> **What is asked**: Images excluded, repeat each entry below exactly.

━━━━━━

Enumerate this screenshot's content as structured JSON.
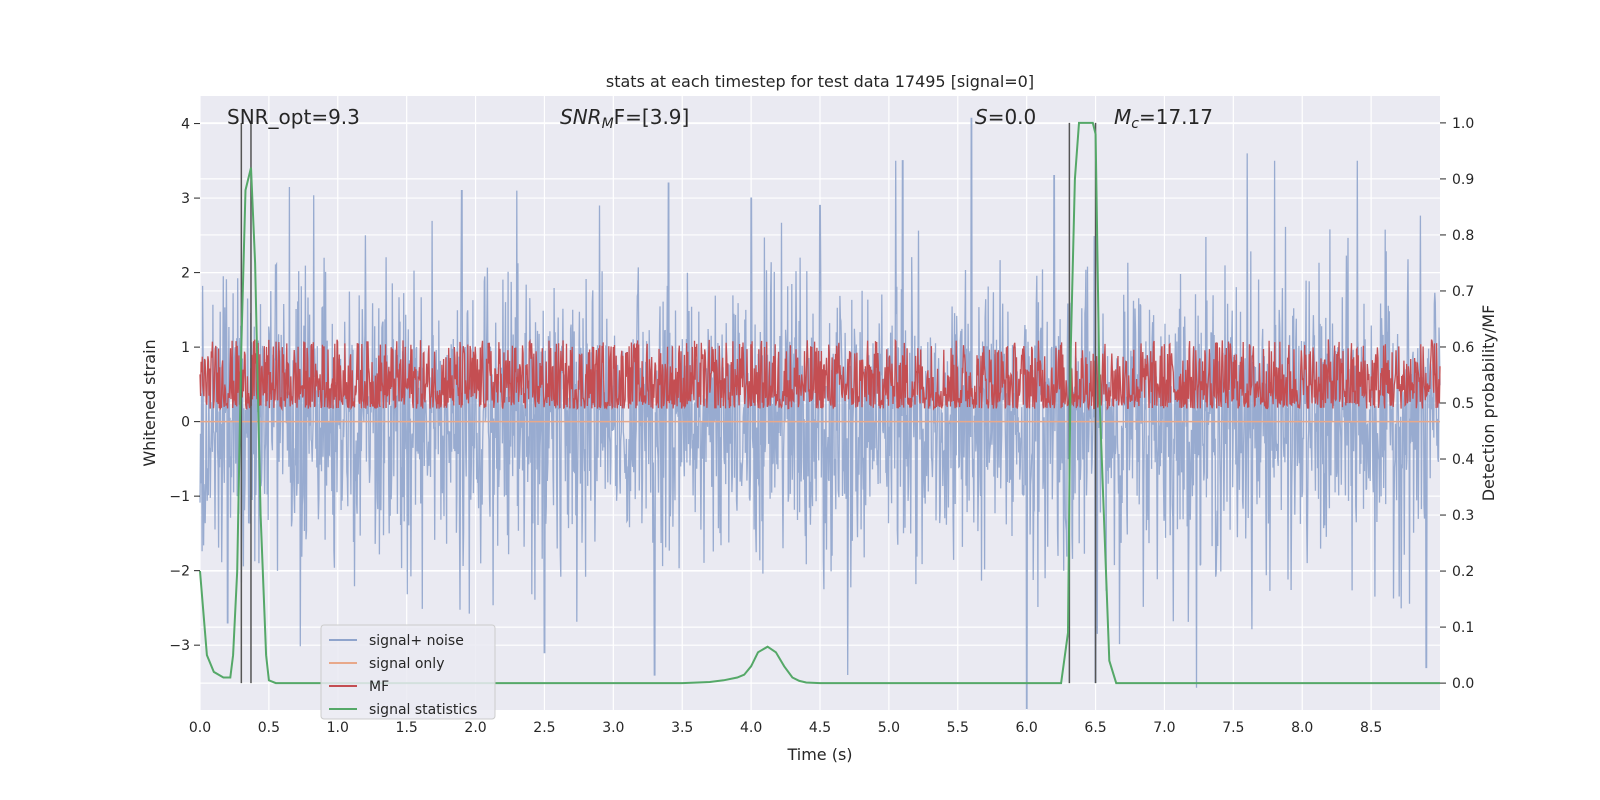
{
  "chart_data": {
    "type": "line",
    "title": "stats at each timestep for test data 17495 [signal=0]",
    "xlabel": "Time (s)",
    "ylabel": "Whitened strain",
    "y2label": "Detection probability/MF",
    "xlim": [
      0.0,
      9.0
    ],
    "ylim": [
      -3.87,
      4.37
    ],
    "y2lim": [
      -0.048,
      1.048
    ],
    "grid": true,
    "legend_position": "lower-left",
    "x_ticks": [
      "0.0",
      "0.5",
      "1.0",
      "1.5",
      "2.0",
      "2.5",
      "3.0",
      "3.5",
      "4.0",
      "4.5",
      "5.0",
      "5.5",
      "6.0",
      "6.5",
      "7.0",
      "7.5",
      "8.0",
      "8.5"
    ],
    "y_ticks": [
      "4",
      "3",
      "2",
      "1",
      "0",
      "−1",
      "−2",
      "−3"
    ],
    "y2_ticks": [
      "1.0",
      "0.9",
      "0.8",
      "0.7",
      "0.6",
      "0.5",
      "0.4",
      "0.3",
      "0.2",
      "0.1",
      "0.0"
    ],
    "annotations": {
      "snr_opt": "SNR_opt=9.3",
      "snr_mf_main": "SNR",
      "snr_mf_sub": "M",
      "snr_mf_rest": "F=[3.9]",
      "s_main": "S",
      "s_rest": "=0.0",
      "mc_main": "M",
      "mc_sub": "c",
      "mc_rest": "=17.17"
    },
    "vertical_lines_x": [
      0.3,
      0.37,
      6.31,
      6.5
    ],
    "series": [
      {
        "name": "signal+ noise",
        "color": "#8fa4cc",
        "axis": "left",
        "kind": "noise",
        "sigma": 0.95,
        "peaks": [
          [
            0.55,
            2.1
          ],
          [
            0.9,
            2.2
          ],
          [
            1.2,
            2.5
          ],
          [
            1.9,
            3.1
          ],
          [
            2.3,
            3.1
          ],
          [
            2.9,
            2.9
          ],
          [
            3.4,
            3.2
          ],
          [
            4.0,
            3.0
          ],
          [
            4.5,
            2.9
          ],
          [
            5.05,
            3.5
          ],
          [
            5.1,
            3.5
          ],
          [
            5.6,
            4.1
          ],
          [
            6.2,
            3.3
          ],
          [
            7.6,
            3.6
          ],
          [
            7.8,
            3.5
          ],
          [
            8.4,
            3.5
          ],
          [
            8.9,
            3.3
          ]
        ],
        "troughs": [
          [
            0.2,
            -2.7
          ],
          [
            2.5,
            -3.1
          ],
          [
            3.3,
            -3.4
          ],
          [
            4.7,
            -3.4
          ],
          [
            6.0,
            -3.85
          ],
          [
            6.5,
            -3.5
          ],
          [
            8.9,
            -3.3
          ]
        ]
      },
      {
        "name": "signal only",
        "color": "#e8a88a",
        "axis": "left",
        "kind": "flat",
        "value": 0.0
      },
      {
        "name": "MF",
        "color": "#c44e52",
        "axis": "right",
        "kind": "band",
        "low": 0.49,
        "high": 0.62,
        "peaks": [
          [
            0.9,
            0.6
          ],
          [
            3.0,
            0.6
          ],
          [
            3.1,
            0.59
          ]
        ]
      },
      {
        "name": "signal statistics",
        "color": "#55a868",
        "axis": "right",
        "kind": "curve",
        "x": [
          0.0,
          0.05,
          0.1,
          0.17,
          0.22,
          0.24,
          0.27,
          0.3,
          0.33,
          0.37,
          0.4,
          0.44,
          0.48,
          0.5,
          0.55,
          0.6,
          1.0,
          2.0,
          3.0,
          3.5,
          3.7,
          3.8,
          3.9,
          3.95,
          4.0,
          4.05,
          4.12,
          4.18,
          4.24,
          4.3,
          4.35,
          4.4,
          4.5,
          5.0,
          6.0,
          6.25,
          6.3,
          6.32,
          6.35,
          6.38,
          6.42,
          6.48,
          6.5,
          6.53,
          6.6,
          6.65,
          7.0,
          8.0,
          9.0
        ],
        "values": [
          0.2,
          0.05,
          0.02,
          0.01,
          0.01,
          0.05,
          0.2,
          0.6,
          0.88,
          0.92,
          0.75,
          0.3,
          0.05,
          0.005,
          0.0,
          0.0,
          0.0,
          0.0,
          0.0,
          0.0,
          0.002,
          0.005,
          0.01,
          0.015,
          0.03,
          0.055,
          0.065,
          0.055,
          0.03,
          0.01,
          0.004,
          0.001,
          0.0,
          0.0,
          0.0,
          0.0,
          0.09,
          0.6,
          0.9,
          1.0,
          1.0,
          1.0,
          0.98,
          0.5,
          0.04,
          0.0,
          0.0,
          0.0,
          0.0
        ]
      }
    ]
  }
}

━━━━━━

> **Written answer**:
Enumerate this screenshot's content as structured JSON.
{
  "chart_data": {
    "type": "line",
    "title": "stats at each timestep for test data 17495 [signal=0]",
    "xlabel": "Time (s)",
    "ylabel": "Whitened strain",
    "y2label": "Detection probability/MF",
    "xlim": [
      0.0,
      9.0
    ],
    "ylim": [
      -3.87,
      4.37
    ],
    "y2lim": [
      -0.048,
      1.048
    ],
    "grid": true,
    "legend_position": "lower-left",
    "x_ticks": [
      "0.0",
      "0.5",
      "1.0",
      "1.5",
      "2.0",
      "2.5",
      "3.0",
      "3.5",
      "4.0",
      "4.5",
      "5.0",
      "5.5",
      "6.0",
      "6.5",
      "7.0",
      "7.5",
      "8.0",
      "8.5"
    ],
    "y_ticks": [
      "4",
      "3",
      "2",
      "1",
      "0",
      "−1",
      "−2",
      "−3"
    ],
    "y2_ticks": [
      "1.0",
      "0.9",
      "0.8",
      "0.7",
      "0.6",
      "0.5",
      "0.4",
      "0.3",
      "0.2",
      "0.1",
      "0.0"
    ],
    "annotations": {
      "snr_opt": "SNR_opt=9.3",
      "snr_mf_main": "SNR",
      "snr_mf_sub": "M",
      "snr_mf_rest": "F=[3.9]",
      "s_main": "S",
      "s_rest": "=0.0",
      "mc_main": "M",
      "mc_sub": "c",
      "mc_rest": "=17.17"
    },
    "vertical_lines_x": [
      0.3,
      0.37,
      6.31,
      6.5
    ],
    "series": [
      {
        "name": "signal+ noise",
        "color": "#8fa4cc",
        "axis": "left",
        "kind": "noise",
        "sigma": 0.95,
        "peaks": [
          [
            0.55,
            2.1
          ],
          [
            0.9,
            2.2
          ],
          [
            1.2,
            2.5
          ],
          [
            1.9,
            3.1
          ],
          [
            2.3,
            3.1
          ],
          [
            2.9,
            2.9
          ],
          [
            3.4,
            3.2
          ],
          [
            4.0,
            3.0
          ],
          [
            4.5,
            2.9
          ],
          [
            5.05,
            3.5
          ],
          [
            5.1,
            3.5
          ],
          [
            5.6,
            4.1
          ],
          [
            6.2,
            3.3
          ],
          [
            7.6,
            3.6
          ],
          [
            7.8,
            3.5
          ],
          [
            8.4,
            3.5
          ],
          [
            8.9,
            3.3
          ]
        ],
        "troughs": [
          [
            0.2,
            -2.7
          ],
          [
            2.5,
            -3.1
          ],
          [
            3.3,
            -3.4
          ],
          [
            4.7,
            -3.4
          ],
          [
            6.0,
            -3.85
          ],
          [
            6.5,
            -3.5
          ],
          [
            8.9,
            -3.3
          ]
        ]
      },
      {
        "name": "signal only",
        "color": "#e8a88a",
        "axis": "left",
        "kind": "flat",
        "value": 0.0
      },
      {
        "name": "MF",
        "color": "#c44e52",
        "axis": "right",
        "kind": "band",
        "low": 0.49,
        "high": 0.62,
        "peaks": [
          [
            0.9,
            0.6
          ],
          [
            3.0,
            0.6
          ],
          [
            3.1,
            0.59
          ]
        ]
      },
      {
        "name": "signal statistics",
        "color": "#55a868",
        "axis": "right",
        "kind": "curve",
        "x": [
          0.0,
          0.05,
          0.1,
          0.17,
          0.22,
          0.24,
          0.27,
          0.3,
          0.33,
          0.37,
          0.4,
          0.44,
          0.48,
          0.5,
          0.55,
          0.6,
          1.0,
          2.0,
          3.0,
          3.5,
          3.7,
          3.8,
          3.9,
          3.95,
          4.0,
          4.05,
          4.12,
          4.18,
          4.24,
          4.3,
          4.35,
          4.4,
          4.5,
          5.0,
          6.0,
          6.25,
          6.3,
          6.32,
          6.35,
          6.38,
          6.42,
          6.48,
          6.5,
          6.53,
          6.6,
          6.65,
          7.0,
          8.0,
          9.0
        ],
        "values": [
          0.2,
          0.05,
          0.02,
          0.01,
          0.01,
          0.05,
          0.2,
          0.6,
          0.88,
          0.92,
          0.75,
          0.3,
          0.05,
          0.005,
          0.0,
          0.0,
          0.0,
          0.0,
          0.0,
          0.0,
          0.002,
          0.005,
          0.01,
          0.015,
          0.03,
          0.055,
          0.065,
          0.055,
          0.03,
          0.01,
          0.004,
          0.001,
          0.0,
          0.0,
          0.0,
          0.0,
          0.09,
          0.6,
          0.9,
          1.0,
          1.0,
          1.0,
          0.98,
          0.5,
          0.04,
          0.0,
          0.0,
          0.0,
          0.0
        ]
      }
    ]
  }
}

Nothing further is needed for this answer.